[Your objective]
Copy out the complete listing, word for word.

## BEGIN Items

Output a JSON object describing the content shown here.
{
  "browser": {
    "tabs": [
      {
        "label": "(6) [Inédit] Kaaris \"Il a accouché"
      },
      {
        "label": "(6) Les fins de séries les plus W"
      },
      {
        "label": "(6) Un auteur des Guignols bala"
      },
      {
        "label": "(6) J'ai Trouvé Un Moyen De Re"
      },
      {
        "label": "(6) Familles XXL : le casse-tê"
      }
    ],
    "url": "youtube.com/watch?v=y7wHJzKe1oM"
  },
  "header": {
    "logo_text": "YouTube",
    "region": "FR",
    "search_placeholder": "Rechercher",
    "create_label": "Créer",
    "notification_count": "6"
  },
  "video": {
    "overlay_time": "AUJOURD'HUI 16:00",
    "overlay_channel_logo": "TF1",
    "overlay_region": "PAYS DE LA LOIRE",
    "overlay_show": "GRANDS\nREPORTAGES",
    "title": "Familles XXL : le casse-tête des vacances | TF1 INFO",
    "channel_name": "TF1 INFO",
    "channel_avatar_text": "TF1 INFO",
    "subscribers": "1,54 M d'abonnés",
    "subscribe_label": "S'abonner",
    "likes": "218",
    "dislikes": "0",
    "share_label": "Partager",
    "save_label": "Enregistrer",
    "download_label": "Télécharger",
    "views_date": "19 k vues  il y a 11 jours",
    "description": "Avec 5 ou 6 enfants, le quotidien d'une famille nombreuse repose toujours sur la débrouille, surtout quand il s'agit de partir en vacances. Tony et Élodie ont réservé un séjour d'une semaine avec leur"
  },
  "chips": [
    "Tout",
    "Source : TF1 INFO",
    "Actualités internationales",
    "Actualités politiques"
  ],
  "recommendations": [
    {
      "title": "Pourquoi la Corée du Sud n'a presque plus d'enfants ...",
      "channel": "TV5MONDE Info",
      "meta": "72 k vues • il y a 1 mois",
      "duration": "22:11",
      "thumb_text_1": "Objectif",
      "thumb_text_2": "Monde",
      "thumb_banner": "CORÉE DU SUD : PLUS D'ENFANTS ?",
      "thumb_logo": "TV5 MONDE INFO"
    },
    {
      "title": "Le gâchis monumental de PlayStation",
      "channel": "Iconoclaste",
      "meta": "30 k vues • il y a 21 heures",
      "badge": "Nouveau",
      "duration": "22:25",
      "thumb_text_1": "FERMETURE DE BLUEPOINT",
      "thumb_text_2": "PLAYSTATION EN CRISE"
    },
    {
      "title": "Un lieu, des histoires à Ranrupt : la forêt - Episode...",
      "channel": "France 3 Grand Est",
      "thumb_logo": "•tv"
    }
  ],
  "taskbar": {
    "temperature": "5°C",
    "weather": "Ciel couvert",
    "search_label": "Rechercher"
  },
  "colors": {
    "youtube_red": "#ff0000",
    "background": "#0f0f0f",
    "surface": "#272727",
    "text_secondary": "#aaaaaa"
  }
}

## END Items

[Answer]
Output a JSON object describing the content shown here.
{
  "browser": {
    "tabs": [
      {
        "label": "(6) [Inédit] Kaaris \"Il a accouché"
      },
      {
        "label": "(6) Les fins de séries les plus W"
      },
      {
        "label": "(6) Un auteur des Guignols bala"
      },
      {
        "label": "(6) J'ai Trouvé Un Moyen De Re"
      },
      {
        "label": "(6) Familles XXL : le casse-tê"
      }
    ],
    "url": "youtube.com/watch?v=y7wHJzKe1oM"
  },
  "header": {
    "logo_text": "YouTube",
    "region": "FR",
    "search_placeholder": "Rechercher",
    "create_label": "Créer",
    "notification_count": "6"
  },
  "video": {
    "overlay_time": "AUJOURD'HUI 16:00",
    "overlay_channel_logo": "TF1",
    "overlay_region": "PAYS DE LA LOIRE",
    "overlay_show": "GRANDS\nREPORTAGES",
    "title": "Familles XXL : le casse-tête des vacances | TF1 INFO",
    "channel_name": "TF1 INFO",
    "channel_avatar_text": "TF1 INFO",
    "subscribers": "1,54 M d'abonnés",
    "subscribe_label": "S'abonner",
    "likes": "218",
    "dislikes": "0",
    "share_label": "Partager",
    "save_label": "Enregistrer",
    "download_label": "Télécharger",
    "views_date": "19 k vues  il y a 11 jours",
    "description": "Avec 5 ou 6 enfants, le quotidien d'une famille nombreuse repose toujours sur la débrouille, surtout quand il s'agit de partir en vacances. Tony et Élodie ont réservé un séjour d'une semaine avec leur"
  },
  "chips": [
    "Tout",
    "Source : TF1 INFO",
    "Actualités internationales",
    "Actualités politiques"
  ],
  "recommendations": [
    {
      "title": "Pourquoi la Corée du Sud n'a presque plus d'enfants ...",
      "channel": "TV5MONDE Info",
      "meta": "72 k vues • il y a 1 mois",
      "duration": "22:11",
      "thumb_text_1": "Objectif",
      "thumb_text_2": "Monde",
      "thumb_banner": "CORÉE DU SUD : PLUS D'ENFANTS ?",
      "thumb_logo": "TV5 MONDE INFO"
    },
    {
      "title": "Le gâchis monumental de PlayStation",
      "channel": "Iconoclaste",
      "meta": "30 k vues • il y a 21 heures",
      "badge": "Nouveau",
      "duration": "22:25",
      "thumb_text_1": "FERMETURE DE BLUEPOINT",
      "thumb_text_2": "PLAYSTATION EN CRISE"
    },
    {
      "title": "Un lieu, des histoires à Ranrupt : la forêt - Episode...",
      "channel": "France 3 Grand Est",
      "thumb_logo": "•tv"
    }
  ],
  "taskbar": {
    "temperature": "5°C",
    "weather": "Ciel couvert",
    "search_label": "Rechercher"
  },
  "colors": {
    "youtube_red": "#ff0000",
    "background": "#0f0f0f",
    "surface": "#272727",
    "text_secondary": "#aaaaaa"
  }
}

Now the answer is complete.